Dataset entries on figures
·····
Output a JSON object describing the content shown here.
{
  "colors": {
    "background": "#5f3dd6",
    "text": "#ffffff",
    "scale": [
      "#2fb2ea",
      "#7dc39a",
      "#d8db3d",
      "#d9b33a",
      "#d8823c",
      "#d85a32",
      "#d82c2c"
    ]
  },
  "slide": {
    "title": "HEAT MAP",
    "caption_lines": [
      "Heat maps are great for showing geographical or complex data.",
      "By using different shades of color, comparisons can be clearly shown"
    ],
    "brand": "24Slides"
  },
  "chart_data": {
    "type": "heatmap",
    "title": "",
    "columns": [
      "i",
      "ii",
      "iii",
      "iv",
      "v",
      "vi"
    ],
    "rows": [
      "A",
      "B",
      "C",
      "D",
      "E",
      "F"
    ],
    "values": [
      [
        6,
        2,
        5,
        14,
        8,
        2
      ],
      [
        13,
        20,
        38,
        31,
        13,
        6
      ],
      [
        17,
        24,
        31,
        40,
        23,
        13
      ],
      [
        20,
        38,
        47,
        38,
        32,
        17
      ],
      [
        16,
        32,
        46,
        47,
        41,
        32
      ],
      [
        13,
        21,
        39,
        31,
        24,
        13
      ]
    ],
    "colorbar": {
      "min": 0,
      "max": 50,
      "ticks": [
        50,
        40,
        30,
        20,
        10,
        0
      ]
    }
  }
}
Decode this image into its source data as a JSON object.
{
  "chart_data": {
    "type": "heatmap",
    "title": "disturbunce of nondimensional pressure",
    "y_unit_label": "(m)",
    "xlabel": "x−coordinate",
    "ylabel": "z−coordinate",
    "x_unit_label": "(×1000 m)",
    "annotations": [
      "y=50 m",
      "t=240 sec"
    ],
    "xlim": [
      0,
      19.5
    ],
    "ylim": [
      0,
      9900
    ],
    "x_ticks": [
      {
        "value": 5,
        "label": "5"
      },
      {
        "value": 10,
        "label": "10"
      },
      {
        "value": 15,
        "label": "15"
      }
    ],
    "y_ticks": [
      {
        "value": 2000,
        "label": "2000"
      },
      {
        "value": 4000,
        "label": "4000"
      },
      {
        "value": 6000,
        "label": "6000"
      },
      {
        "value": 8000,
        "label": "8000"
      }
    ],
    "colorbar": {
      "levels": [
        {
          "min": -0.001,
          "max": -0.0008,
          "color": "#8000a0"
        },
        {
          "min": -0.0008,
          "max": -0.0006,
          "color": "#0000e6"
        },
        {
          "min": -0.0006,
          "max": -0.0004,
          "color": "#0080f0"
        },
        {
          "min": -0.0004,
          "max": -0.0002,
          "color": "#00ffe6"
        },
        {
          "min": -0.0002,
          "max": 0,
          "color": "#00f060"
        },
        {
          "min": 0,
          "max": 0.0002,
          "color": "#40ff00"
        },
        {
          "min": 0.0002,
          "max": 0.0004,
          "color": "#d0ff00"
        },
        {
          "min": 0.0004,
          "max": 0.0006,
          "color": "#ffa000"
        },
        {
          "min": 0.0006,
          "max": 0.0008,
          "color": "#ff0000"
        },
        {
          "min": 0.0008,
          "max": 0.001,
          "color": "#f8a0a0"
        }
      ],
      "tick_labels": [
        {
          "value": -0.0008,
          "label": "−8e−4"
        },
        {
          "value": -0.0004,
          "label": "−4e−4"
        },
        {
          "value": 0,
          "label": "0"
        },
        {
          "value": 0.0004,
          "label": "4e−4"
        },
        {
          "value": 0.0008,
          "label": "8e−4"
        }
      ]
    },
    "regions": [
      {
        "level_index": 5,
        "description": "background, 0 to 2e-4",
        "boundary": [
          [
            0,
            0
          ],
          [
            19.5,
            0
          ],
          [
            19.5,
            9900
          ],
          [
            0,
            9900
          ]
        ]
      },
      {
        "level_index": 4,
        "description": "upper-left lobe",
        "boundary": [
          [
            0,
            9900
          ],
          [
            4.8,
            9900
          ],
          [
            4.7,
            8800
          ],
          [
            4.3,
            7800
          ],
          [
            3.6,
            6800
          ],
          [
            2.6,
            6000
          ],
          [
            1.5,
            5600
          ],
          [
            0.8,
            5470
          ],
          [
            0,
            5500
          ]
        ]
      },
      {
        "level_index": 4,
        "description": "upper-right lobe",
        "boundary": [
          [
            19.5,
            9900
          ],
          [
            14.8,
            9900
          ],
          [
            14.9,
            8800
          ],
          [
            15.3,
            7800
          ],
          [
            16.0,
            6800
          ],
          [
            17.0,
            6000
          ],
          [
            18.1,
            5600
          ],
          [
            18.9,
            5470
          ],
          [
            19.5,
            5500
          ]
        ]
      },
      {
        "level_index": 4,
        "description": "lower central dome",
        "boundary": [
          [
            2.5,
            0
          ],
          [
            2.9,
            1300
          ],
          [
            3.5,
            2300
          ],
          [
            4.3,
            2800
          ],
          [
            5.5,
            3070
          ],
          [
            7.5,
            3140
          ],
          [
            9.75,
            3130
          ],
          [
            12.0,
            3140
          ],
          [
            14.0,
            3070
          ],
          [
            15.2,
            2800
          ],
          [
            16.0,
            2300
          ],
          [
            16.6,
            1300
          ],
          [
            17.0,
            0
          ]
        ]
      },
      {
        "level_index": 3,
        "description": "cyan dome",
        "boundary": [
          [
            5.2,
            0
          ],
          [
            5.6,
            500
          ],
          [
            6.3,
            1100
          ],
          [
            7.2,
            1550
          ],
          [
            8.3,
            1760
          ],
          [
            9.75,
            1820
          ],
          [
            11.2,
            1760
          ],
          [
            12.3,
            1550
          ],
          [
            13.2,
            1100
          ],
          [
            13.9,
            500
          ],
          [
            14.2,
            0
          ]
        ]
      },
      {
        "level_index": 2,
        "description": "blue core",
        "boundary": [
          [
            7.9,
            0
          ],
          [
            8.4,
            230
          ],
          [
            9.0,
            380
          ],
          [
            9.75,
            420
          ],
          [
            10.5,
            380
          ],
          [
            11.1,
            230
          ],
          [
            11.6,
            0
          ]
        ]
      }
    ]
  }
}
·····
### [Written task]
From the preceding material, extract every line exactly.

### [Finished answer]
Output a JSON object describing the content shown here.
{
  "colors": {
    "background": "#5f3dd6",
    "text": "#ffffff",
    "scale": [
      "#2fb2ea",
      "#7dc39a",
      "#d8db3d",
      "#d9b33a",
      "#d8823c",
      "#d85a32",
      "#d82c2c"
    ]
  },
  "slide": {
    "title": "HEAT MAP",
    "caption_lines": [
      "Heat maps are great for showing geographical or complex data.",
      "By using different shades of color, comparisons can be clearly shown"
    ],
    "brand": "24Slides"
  },
  "chart_data": {
    "type": "heatmap",
    "title": "",
    "columns": [
      "i",
      "ii",
      "iii",
      "iv",
      "v",
      "vi"
    ],
    "rows": [
      "A",
      "B",
      "C",
      "D",
      "E",
      "F"
    ],
    "values": [
      [
        6,
        2,
        5,
        14,
        8,
        2
      ],
      [
        13,
        20,
        38,
        31,
        13,
        6
      ],
      [
        17,
        24,
        31,
        40,
        23,
        13
      ],
      [
        20,
        38,
        47,
        38,
        32,
        17
      ],
      [
        16,
        32,
        46,
        47,
        41,
        32
      ],
      [
        13,
        21,
        39,
        31,
        24,
        13
      ]
    ],
    "colorbar": {
      "min": 0,
      "max": 50,
      "ticks": [
        50,
        40,
        30,
        20,
        10,
        0
      ]
    }
  }
}
Decode this image into its source data as a JSON object.
{
  "chart_data": {
    "type": "heatmap",
    "title": "disturbunce of nondimensional pressure",
    "y_unit_label": "(m)",
    "xlabel": "x−coordinate",
    "ylabel": "z−coordinate",
    "x_unit_label": "(×1000 m)",
    "annotations": [
      "y=50 m",
      "t=240 sec"
    ],
    "xlim": [
      0,
      19.5
    ],
    "ylim": [
      0,
      9900
    ],
    "x_ticks": [
      {
        "value": 5,
        "label": "5"
      },
      {
        "value": 10,
        "label": "10"
      },
      {
        "value": 15,
        "label": "15"
      }
    ],
    "y_ticks": [
      {
        "value": 2000,
        "label": "2000"
      },
      {
        "value": 4000,
        "label": "4000"
      },
      {
        "value": 6000,
        "label": "6000"
      },
      {
        "value": 8000,
        "label": "8000"
      }
    ],
    "colorbar": {
      "levels": [
        {
          "min": -0.001,
          "max": -0.0008,
          "color": "#8000a0"
        },
        {
          "min": -0.0008,
          "max": -0.0006,
          "color": "#0000e6"
        },
        {
          "min": -0.0006,
          "max": -0.0004,
          "color": "#0080f0"
        },
        {
          "min": -0.0004,
          "max": -0.0002,
          "color": "#00ffe6"
        },
        {
          "min": -0.0002,
          "max": 0,
          "color": "#00f060"
        },
        {
          "min": 0,
          "max": 0.0002,
          "color": "#40ff00"
        },
        {
          "min": 0.0002,
          "max": 0.0004,
          "color": "#d0ff00"
        },
        {
          "min": 0.0004,
          "max": 0.0006,
          "color": "#ffa000"
        },
        {
          "min": 0.0006,
          "max": 0.0008,
          "color": "#ff0000"
        },
        {
          "min": 0.0008,
          "max": 0.001,
          "color": "#f8a0a0"
        }
      ],
      "tick_labels": [
        {
          "value": -0.0008,
          "label": "−8e−4"
        },
        {
          "value": -0.0004,
          "label": "−4e−4"
        },
        {
          "value": 0,
          "label": "0"
        },
        {
          "value": 0.0004,
          "label": "4e−4"
        },
        {
          "value": 0.0008,
          "label": "8e−4"
        }
      ]
    },
    "regions": [
      {
        "level_index": 5,
        "description": "background, 0 to 2e-4",
        "boundary": [
          [
            0,
            0
          ],
          [
            19.5,
            0
          ],
          [
            19.5,
            9900
          ],
          [
            0,
            9900
          ]
        ]
      },
      {
        "level_index": 4,
        "description": "upper-left lobe",
        "boundary": [
          [
            0,
            9900
          ],
          [
            4.8,
            9900
          ],
          [
            4.7,
            8800
          ],
          [
            4.3,
            7800
          ],
          [
            3.6,
            6800
          ],
          [
            2.6,
            6000
          ],
          [
            1.5,
            5600
          ],
          [
            0.8,
            5470
          ],
          [
            0,
            5500
          ]
        ]
      },
      {
        "level_index": 4,
        "description": "upper-right lobe",
        "boundary": [
          [
            19.5,
            9900
          ],
          [
            14.8,
            9900
          ],
          [
            14.9,
            8800
          ],
          [
            15.3,
            7800
          ],
          [
            16.0,
            6800
          ],
          [
            17.0,
            6000
          ],
          [
            18.1,
            5600
          ],
          [
            18.9,
            5470
          ],
          [
            19.5,
            5500
          ]
        ]
      },
      {
        "level_index": 4,
        "description": "lower central dome",
        "boundary": [
          [
            2.5,
            0
          ],
          [
            2.9,
            1300
          ],
          [
            3.5,
            2300
          ],
          [
            4.3,
            2800
          ],
          [
            5.5,
            3070
          ],
          [
            7.5,
            3140
          ],
          [
            9.75,
            3130
          ],
          [
            12.0,
            3140
          ],
          [
            14.0,
            3070
          ],
          [
            15.2,
            2800
          ],
          [
            16.0,
            2300
          ],
          [
            16.6,
            1300
          ],
          [
            17.0,
            0
          ]
        ]
      },
      {
        "level_index": 3,
        "description": "cyan dome",
        "boundary": [
          [
            5.2,
            0
          ],
          [
            5.6,
            500
          ],
          [
            6.3,
            1100
          ],
          [
            7.2,
            1550
          ],
          [
            8.3,
            1760
          ],
          [
            9.75,
            1820
          ],
          [
            11.2,
            1760
          ],
          [
            12.3,
            1550
          ],
          [
            13.2,
            1100
          ],
          [
            13.9,
            500
          ],
          [
            14.2,
            0
          ]
        ]
      },
      {
        "level_index": 2,
        "description": "blue core",
        "boundary": [
          [
            7.9,
            0
          ],
          [
            8.4,
            230
          ],
          [
            9.0,
            380
          ],
          [
            9.75,
            420
          ],
          [
            10.5,
            380
          ],
          [
            11.1,
            230
          ],
          [
            11.6,
            0
          ]
        ]
      }
    ]
  }
}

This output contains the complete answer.